→ Data listing

** begin **

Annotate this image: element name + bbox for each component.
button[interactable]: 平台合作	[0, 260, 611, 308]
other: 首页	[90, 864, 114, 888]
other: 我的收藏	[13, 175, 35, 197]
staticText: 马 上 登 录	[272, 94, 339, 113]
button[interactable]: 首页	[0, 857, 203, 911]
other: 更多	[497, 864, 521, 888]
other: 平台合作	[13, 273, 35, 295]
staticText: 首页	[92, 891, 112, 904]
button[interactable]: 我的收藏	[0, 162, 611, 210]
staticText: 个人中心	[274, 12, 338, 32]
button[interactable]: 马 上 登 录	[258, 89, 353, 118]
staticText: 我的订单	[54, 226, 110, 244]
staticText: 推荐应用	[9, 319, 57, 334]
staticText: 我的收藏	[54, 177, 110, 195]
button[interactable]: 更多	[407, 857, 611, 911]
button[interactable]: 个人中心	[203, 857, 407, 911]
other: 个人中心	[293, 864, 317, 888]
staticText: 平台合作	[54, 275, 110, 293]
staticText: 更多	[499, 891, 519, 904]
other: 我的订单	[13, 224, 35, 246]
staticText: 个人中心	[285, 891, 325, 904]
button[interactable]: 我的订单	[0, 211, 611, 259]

** end **

Copy out every line of the entries above verbatim.

Annotate this image: element name + bbox for each component.
button[interactable]: 平台合作	[0, 260, 611, 308]
other: 首页	[90, 864, 114, 888]
other: 我的收藏	[13, 175, 35, 197]
staticText: 马 上 登 录	[272, 94, 339, 113]
button[interactable]: 首页	[0, 857, 203, 911]
other: 更多	[497, 864, 521, 888]
other: 平台合作	[13, 273, 35, 295]
staticText: 首页	[92, 891, 112, 904]
button[interactable]: 我的收藏	[0, 162, 611, 210]
staticText: 个人中心	[274, 12, 338, 32]
button[interactable]: 马 上 登 录	[258, 89, 353, 118]
staticText: 我的订单	[54, 226, 110, 244]
staticText: 推荐应用	[9, 319, 57, 334]
staticText: 我的收藏	[54, 177, 110, 195]
button[interactable]: 更多	[407, 857, 611, 911]
button[interactable]: 个人中心	[203, 857, 407, 911]
other: 个人中心	[293, 864, 317, 888]
staticText: 平台合作	[54, 275, 110, 293]
staticText: 更多	[499, 891, 519, 904]
other: 我的订单	[13, 224, 35, 246]
staticText: 个人中心	[285, 891, 325, 904]
button[interactable]: 我的订单	[0, 211, 611, 259]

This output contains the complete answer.